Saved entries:
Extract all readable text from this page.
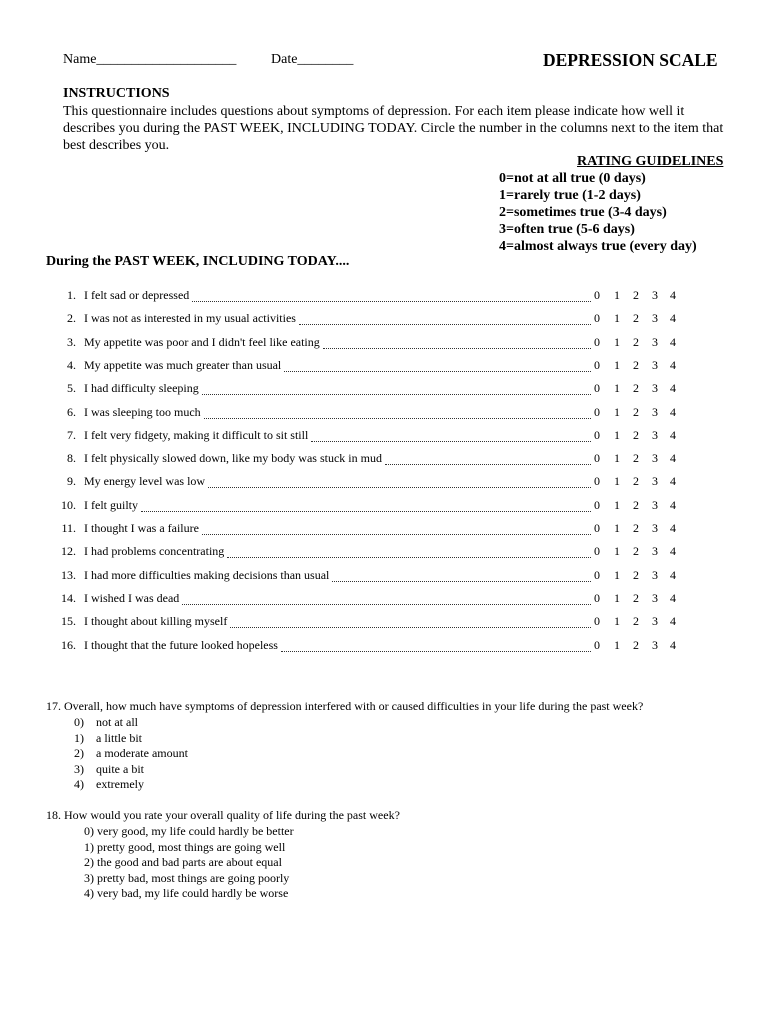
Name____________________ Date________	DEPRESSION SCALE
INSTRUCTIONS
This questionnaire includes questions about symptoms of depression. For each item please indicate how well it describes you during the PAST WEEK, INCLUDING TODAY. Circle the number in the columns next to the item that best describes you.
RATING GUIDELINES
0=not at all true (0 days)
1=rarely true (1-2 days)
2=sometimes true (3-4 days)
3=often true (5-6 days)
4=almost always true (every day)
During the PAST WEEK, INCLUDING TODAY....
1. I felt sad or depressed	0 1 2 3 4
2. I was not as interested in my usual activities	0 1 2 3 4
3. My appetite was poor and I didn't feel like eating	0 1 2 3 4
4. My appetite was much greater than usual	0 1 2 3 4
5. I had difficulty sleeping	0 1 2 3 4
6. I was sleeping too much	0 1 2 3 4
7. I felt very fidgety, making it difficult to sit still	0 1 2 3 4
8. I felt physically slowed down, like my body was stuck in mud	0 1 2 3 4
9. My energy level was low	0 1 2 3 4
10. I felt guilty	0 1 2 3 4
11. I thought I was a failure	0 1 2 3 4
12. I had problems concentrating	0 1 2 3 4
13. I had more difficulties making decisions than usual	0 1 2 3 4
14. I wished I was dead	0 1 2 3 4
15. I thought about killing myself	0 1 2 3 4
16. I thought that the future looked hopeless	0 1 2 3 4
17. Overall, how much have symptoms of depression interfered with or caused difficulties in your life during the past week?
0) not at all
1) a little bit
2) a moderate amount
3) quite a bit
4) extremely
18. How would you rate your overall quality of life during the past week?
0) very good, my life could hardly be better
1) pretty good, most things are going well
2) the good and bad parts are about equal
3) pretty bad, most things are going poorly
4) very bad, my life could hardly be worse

---

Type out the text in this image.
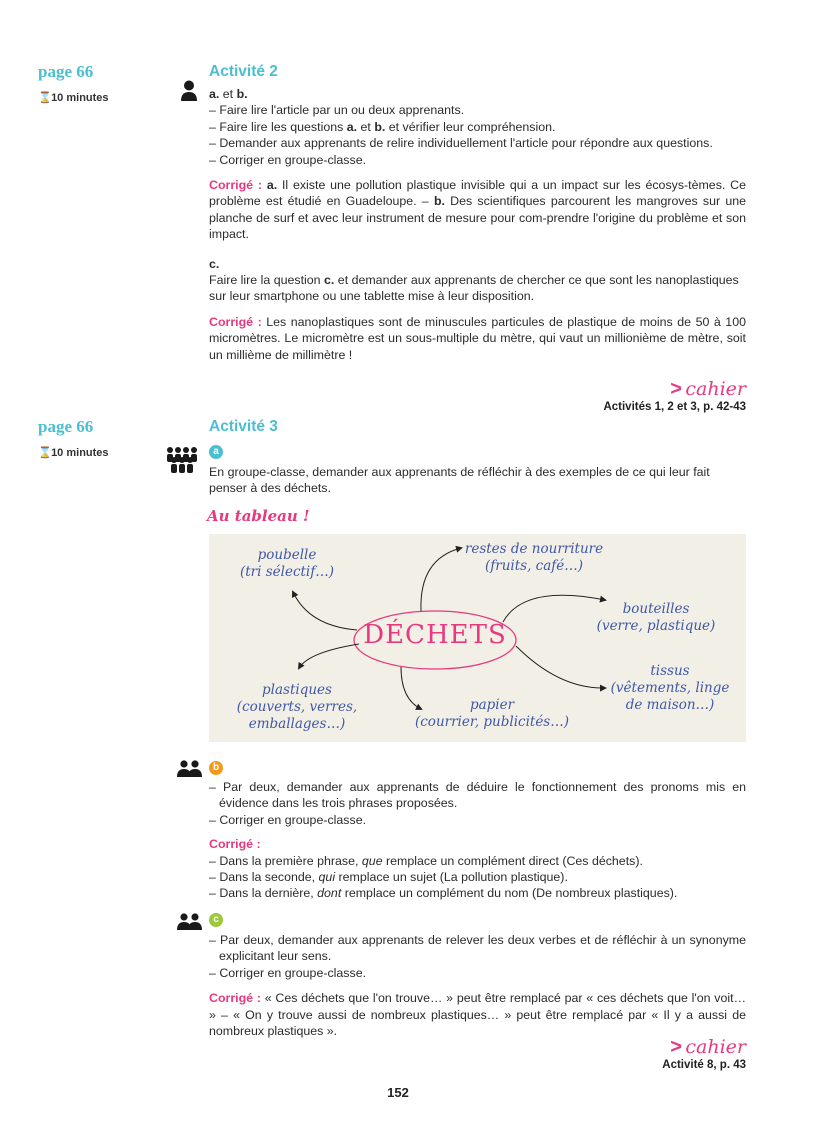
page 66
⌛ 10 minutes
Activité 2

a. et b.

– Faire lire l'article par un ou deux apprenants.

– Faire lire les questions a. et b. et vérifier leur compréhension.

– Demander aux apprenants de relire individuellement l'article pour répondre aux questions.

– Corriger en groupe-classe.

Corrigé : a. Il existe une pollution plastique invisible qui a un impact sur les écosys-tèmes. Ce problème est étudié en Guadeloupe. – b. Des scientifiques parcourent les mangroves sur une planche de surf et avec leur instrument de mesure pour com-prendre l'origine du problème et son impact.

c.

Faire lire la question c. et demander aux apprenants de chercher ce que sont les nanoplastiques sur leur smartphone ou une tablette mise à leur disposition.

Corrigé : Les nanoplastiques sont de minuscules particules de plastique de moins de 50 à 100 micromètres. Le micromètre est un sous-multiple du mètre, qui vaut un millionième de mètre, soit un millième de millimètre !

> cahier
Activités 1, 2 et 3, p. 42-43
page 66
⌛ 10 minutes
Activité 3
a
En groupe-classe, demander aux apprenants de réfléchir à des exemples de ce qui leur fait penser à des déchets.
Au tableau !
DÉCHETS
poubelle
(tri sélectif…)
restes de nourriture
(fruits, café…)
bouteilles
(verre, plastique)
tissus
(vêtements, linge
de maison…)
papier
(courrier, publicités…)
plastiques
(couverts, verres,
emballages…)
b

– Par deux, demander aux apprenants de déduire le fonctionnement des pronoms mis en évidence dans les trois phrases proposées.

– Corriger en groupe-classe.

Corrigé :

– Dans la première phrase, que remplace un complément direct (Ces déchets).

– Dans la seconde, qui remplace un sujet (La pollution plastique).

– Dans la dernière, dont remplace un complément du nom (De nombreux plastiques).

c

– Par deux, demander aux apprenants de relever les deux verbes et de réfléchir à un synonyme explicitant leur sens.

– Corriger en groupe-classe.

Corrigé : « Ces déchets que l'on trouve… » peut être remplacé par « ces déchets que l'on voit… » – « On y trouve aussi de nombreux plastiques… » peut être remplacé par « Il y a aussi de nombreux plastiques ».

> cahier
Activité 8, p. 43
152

▶ [Exercise instructions]: Copy every line in the entries above that has the string "true" in it.

▶ [Answer to the problem]:
0=not at all true (0 days)
1=rarely true (1-2 days)
2=sometimes true (3-4 days)
3=often true (5-6 days)
4=almost always true (every day)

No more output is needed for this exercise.